* **Job**
Restate each line of the listing exactly, without carrying over any pictures.

* **Material supplied**

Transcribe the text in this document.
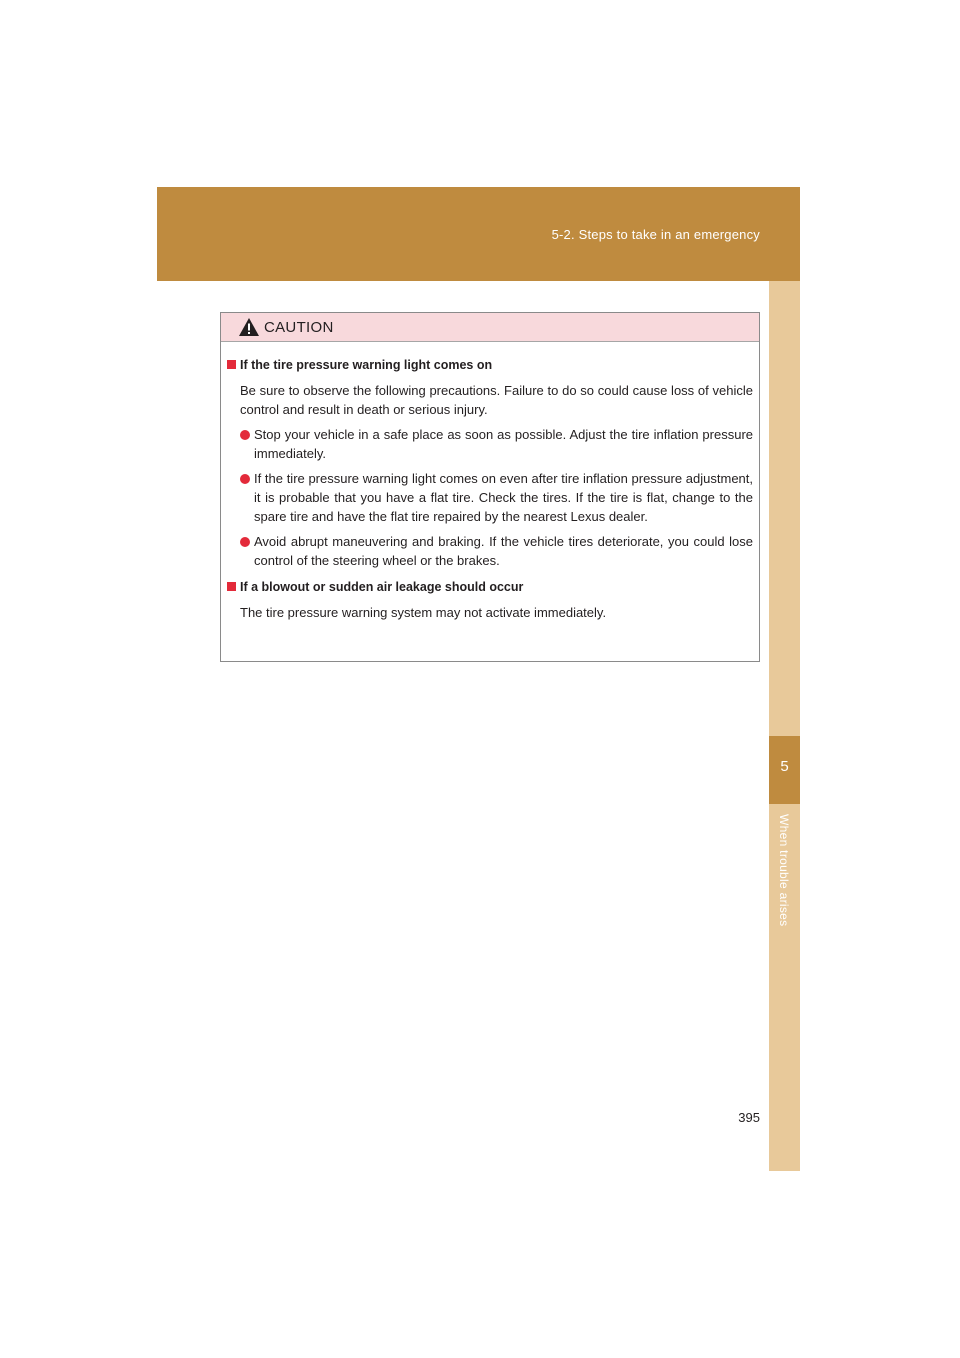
5-2. Steps to take in an emergency
5
When trouble arises
CAUTION
If the tire pressure warning light comes on

Be sure to observe the following precautions. Failure to do so could cause loss of vehicle control and result in death or serious injury.

Stop your vehicle in a safe place as soon as possible. Adjust the tire inflation pressure immediately.
If the tire pressure warning light comes on even after tire inflation pressure adjustment, it is probable that you have a flat tire. Check the tires. If the tire is flat, change to the spare tire and have the flat tire repaired by the nearest Lexus dealer.
Avoid abrupt maneuvering and braking. If the vehicle tires deteriorate, you could lose control of the steering wheel or the brakes.
If a blowout or sudden air leakage should occur

The tire pressure warning system may not activate immediately.

395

* **Solution**
Transcribe the text in this document.
5-2. Steps to take in an emergency
5
When trouble arises
CAUTION
If the tire pressure warning light comes on

Be sure to observe the following precautions. Failure to do so could cause loss of vehicle control and result in death or serious injury.

Stop your vehicle in a safe place as soon as possible. Adjust the tire inflation pressure immediately.
If the tire pressure warning light comes on even after tire inflation pressure adjustment, it is probable that you have a flat tire. Check the tires. If the tire is flat, change to the spare tire and have the flat tire repaired by the nearest Lexus dealer.
Avoid abrupt maneuvering and braking. If the vehicle tires deteriorate, you could lose control of the steering wheel or the brakes.
If a blowout or sudden air leakage should occur

The tire pressure warning system may not activate immediately.

395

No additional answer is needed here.